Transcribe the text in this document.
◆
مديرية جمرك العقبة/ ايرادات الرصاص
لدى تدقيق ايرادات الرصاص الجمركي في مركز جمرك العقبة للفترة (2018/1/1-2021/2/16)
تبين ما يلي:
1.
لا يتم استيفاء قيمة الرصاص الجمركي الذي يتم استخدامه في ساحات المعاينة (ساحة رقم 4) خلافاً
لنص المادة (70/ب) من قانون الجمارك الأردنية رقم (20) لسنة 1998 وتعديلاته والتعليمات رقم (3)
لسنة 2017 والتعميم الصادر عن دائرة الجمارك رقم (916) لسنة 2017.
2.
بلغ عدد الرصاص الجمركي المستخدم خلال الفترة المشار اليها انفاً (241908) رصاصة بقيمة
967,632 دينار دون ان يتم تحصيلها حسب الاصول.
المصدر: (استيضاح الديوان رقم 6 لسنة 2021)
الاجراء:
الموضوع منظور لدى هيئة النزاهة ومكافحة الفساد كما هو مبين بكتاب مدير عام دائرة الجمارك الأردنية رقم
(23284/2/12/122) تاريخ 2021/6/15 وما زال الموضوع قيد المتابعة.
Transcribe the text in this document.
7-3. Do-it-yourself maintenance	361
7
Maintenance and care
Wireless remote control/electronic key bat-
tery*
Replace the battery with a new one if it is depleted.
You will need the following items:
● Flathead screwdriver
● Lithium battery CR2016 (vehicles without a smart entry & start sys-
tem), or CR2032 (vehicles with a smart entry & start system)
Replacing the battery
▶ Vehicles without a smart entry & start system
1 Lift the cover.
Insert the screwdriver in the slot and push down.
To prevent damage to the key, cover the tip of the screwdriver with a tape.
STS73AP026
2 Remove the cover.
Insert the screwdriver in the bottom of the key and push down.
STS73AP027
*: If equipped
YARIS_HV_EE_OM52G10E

==

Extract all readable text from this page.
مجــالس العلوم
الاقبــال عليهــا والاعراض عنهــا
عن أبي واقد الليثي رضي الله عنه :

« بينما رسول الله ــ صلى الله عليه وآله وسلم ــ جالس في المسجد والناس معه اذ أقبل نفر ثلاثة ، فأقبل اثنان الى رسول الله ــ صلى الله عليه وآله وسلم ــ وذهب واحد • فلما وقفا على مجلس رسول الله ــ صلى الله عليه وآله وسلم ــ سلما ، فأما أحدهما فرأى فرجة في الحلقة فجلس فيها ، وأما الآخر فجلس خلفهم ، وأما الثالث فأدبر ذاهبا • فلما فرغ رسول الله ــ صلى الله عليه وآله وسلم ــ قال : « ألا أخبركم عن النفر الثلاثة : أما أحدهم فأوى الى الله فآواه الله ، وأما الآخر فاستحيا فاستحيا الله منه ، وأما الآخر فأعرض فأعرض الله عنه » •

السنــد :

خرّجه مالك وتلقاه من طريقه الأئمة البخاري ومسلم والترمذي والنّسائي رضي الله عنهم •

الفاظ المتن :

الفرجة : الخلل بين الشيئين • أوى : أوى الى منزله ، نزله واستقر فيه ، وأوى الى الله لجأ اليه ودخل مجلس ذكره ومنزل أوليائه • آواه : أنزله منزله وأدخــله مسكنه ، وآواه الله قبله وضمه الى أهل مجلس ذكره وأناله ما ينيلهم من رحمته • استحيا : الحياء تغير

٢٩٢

* _WHAT IS EXPECTED_: Extract every line containing the string "start" from the data above.

* _EXERCISE OUTPUT_:
● Lithium battery CR2016 (vehicles without a smart entry & start sys-
tem), or CR2032 (vehicles with a smart entry & start system)
▶ Vehicles without a smart entry & start system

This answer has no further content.